» **Reading text**
7960590855?profile=originalWhen sea turtles hatch in the dark, they make their way to the ocean

like these three little loggerheads.

File Photo

7960590686?profile=originalA cooler with instructions for leaving hatchlings

sits near the front door of the Gumbo Limbo Nature Center.

Tim Stepien/The Coastal Star

By Ron Hayes

    If you spy a baby turtle aimlessly wandering the beach some sunny morning this summer, please be aware that it is not drunk, on drugs or running away from home.
    “It’s disoriented,” says Dr. Kirt Rusenko, marine conservationist at the Gumbo Limbo Nature Center in Boca Raton. “If a hatchling isn’t running straight toward the water, that’s because it’s exhausted from the night before. And people need to bring it in to us.”
    Every turtle nesting season since 1995, the Gumbo Limbo “Turtle Hatchling Dropoff Box” has helped disoriented newborns find their way safely home to the sea.
    The box, which looks suspiciously like your basic party-sized beer cooler with a layer of sand in the bottom, is waiting just to the right of the center’s front door.
    Now, here’s how baby turtles wind up in a beer cooler:
    Turtle eggs hatch at night and the newborns — weighing about an ounce and no more than 3 inches long — head for the sea, guided by the moonlight on the water. Then they begin swimming toward their permanent habitat, the weedline of the Sargasso Sea, 20 miles out.
    That’s how nature planned it, anyway. But in the presence of artificial light from passing cars, condo windows or the “sky-glow” thrown by city lights, hatchlings are easily confused and head for the wrong lights.
    That hatchling you find on your morning walk has been wandering the sand all night.
    So why not just carry it gently down to the water yourself?

» **Data shown**
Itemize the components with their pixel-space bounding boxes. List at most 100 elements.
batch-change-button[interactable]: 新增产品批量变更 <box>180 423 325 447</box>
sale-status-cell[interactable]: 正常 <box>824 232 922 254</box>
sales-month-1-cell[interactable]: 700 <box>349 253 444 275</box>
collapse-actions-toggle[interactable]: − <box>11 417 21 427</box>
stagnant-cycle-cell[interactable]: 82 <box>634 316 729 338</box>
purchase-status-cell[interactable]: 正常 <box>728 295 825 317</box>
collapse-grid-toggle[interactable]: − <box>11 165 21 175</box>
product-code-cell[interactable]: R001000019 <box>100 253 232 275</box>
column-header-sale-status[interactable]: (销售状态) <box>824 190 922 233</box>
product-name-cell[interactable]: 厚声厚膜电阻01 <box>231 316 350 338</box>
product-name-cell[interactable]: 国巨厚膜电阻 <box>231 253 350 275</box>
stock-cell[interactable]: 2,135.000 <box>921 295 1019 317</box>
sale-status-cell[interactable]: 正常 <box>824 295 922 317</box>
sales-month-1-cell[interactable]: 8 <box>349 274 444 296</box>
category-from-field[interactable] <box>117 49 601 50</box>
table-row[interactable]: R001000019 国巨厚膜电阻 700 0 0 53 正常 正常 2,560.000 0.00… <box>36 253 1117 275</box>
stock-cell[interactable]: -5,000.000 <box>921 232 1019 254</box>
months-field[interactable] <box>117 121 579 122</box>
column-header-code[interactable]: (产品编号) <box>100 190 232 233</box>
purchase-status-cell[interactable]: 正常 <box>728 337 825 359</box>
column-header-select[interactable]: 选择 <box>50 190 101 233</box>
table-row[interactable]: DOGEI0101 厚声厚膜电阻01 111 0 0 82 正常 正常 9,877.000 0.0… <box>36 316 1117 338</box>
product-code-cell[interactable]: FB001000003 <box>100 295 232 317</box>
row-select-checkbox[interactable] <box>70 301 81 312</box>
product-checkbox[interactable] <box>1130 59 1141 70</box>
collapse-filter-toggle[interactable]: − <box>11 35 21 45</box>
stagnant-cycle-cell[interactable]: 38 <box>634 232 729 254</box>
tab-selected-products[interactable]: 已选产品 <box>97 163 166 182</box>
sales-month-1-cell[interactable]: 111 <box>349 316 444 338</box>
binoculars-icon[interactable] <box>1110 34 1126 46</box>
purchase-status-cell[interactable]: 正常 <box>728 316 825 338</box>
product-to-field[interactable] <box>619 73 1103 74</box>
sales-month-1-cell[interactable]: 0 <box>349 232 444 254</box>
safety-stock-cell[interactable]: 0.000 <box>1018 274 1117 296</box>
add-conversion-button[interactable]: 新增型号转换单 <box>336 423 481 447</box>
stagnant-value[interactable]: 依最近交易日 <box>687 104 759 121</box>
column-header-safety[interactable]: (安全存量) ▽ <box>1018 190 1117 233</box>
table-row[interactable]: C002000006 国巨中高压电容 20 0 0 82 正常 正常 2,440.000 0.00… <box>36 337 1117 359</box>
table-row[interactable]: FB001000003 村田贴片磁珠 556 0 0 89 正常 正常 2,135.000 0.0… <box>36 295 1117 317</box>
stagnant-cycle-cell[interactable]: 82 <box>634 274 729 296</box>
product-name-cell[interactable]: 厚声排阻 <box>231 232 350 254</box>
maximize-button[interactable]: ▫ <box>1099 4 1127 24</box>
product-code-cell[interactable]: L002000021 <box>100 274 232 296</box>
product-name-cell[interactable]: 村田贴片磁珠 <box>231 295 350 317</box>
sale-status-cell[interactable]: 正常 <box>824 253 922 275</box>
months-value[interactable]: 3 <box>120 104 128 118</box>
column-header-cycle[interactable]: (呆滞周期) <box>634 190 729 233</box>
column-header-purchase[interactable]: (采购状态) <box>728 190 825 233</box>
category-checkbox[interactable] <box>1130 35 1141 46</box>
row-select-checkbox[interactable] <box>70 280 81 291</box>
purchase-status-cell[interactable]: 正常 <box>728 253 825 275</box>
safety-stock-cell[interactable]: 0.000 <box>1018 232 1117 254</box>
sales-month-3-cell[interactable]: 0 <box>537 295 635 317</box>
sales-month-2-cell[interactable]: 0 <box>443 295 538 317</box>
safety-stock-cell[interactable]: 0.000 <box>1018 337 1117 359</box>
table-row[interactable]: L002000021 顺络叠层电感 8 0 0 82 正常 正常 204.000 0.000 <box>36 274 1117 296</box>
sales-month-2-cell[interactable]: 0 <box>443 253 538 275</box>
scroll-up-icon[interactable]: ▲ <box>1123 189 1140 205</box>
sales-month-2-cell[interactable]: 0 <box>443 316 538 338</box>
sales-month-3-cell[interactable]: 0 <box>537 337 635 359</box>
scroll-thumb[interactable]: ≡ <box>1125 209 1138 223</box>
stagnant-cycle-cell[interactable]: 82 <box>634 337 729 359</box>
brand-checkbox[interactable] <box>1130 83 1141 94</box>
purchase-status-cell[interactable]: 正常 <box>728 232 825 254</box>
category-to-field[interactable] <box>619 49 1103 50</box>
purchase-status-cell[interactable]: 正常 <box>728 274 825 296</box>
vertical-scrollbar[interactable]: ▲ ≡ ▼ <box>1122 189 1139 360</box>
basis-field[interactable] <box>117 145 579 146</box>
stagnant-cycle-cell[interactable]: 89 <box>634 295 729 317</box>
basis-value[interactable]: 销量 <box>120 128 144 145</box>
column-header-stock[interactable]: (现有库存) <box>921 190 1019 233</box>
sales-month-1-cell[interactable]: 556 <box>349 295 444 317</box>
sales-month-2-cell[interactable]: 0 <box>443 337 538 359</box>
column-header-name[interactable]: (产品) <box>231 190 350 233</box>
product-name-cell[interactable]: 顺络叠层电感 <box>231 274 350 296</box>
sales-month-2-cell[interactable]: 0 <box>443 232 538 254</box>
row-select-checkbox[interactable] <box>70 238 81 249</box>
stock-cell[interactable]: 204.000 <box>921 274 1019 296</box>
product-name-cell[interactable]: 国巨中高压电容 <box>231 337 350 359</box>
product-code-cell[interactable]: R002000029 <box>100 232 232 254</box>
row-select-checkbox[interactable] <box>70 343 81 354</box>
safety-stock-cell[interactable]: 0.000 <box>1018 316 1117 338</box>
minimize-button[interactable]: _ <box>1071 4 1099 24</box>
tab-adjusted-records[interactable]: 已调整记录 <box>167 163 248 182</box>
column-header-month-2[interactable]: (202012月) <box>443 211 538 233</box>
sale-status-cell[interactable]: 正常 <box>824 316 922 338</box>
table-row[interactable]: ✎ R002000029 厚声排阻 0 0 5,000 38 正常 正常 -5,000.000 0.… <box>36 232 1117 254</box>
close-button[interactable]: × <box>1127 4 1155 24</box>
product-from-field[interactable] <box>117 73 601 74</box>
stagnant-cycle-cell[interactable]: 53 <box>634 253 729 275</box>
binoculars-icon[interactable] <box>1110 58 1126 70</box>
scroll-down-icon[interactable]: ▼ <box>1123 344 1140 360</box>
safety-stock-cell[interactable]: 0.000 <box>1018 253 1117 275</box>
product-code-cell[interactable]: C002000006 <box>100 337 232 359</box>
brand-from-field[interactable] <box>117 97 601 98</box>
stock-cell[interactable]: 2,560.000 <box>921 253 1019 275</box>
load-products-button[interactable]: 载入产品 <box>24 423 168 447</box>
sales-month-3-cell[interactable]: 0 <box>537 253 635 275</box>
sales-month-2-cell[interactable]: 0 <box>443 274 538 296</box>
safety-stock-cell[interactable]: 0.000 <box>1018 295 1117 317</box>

» **Exercise requirements**
• A. Retype the part of the sea turtle hatchling article that opens with the words containing "Tim Stepien/The Coastal" and closes with "center’s front door.".
• B. Continue the article about sea turtle hatchlings from its last sentence.
The records were taken from a different source than the article.

» **Answers to the tasks**
• A.
Tim Stepien/The Coastal Star

By Ron Hayes

    If you spy a baby turtle aimlessly wandering the beach some sunny morning this summer, please be aware that it is not drunk, on drugs or running away from home.
    “It’s disoriented,” says Dr. Kirt Rusenko, marine conservationist at the Gumbo Limbo Nature Center in Boca Raton. “If a hatchling isn’t running straight toward the water, that’s because it’s exhausted from the night before. And people need to bring it in to us.”
    Every turtle nesting season since 1995, the Gumbo Limbo “Turtle Hatchling Dropoff Box” has helped disoriented newborns find their way safely home to the sea.
    The box, which looks suspiciously like your basic party-sized beer cooler with a layer of sand in the bottom, is waiting just to the right of the center’s front door.

• B.
    “If you put a hatchling in the water when it’s exhausted,” Rusenko explains, “it will swim around close to shore until a fish eats it. It will not make it to the Sargasso Sea.”
    Bring the hatchling to the dropoff box and the Gumbo Limbo staff will evaluate it and release it the next night. Or try to.
“Some will just sit there,” Rusenko says, “so those we bring back and feed until we get 200 or 300 and our volunteers and the Coast Guard take them all out to the Sargasso Sea.”
    Yes, you read that correctly.
    “We get at least 6,000 hatchlings each year,” Rusenko reports. “Folks bring them here from around South Palm Beach down to Broward County. One year we got 12,000, about two-thirds of which came from the dropoff box.”
    The box is placed by the center’s door when the first hatchlings appear on the sand; but, Rusenko says, climate change is causing the season to commence earlier than normal.
    “The temperatures are getting warmer over our area, so again this year in the state we had a dozen nests laid in February, and the season doesn’t start until March. At our center, we had one nest in February.
    “We leave the box out until all the nests are gone. One nest waited until Thanksgiving to hatch.”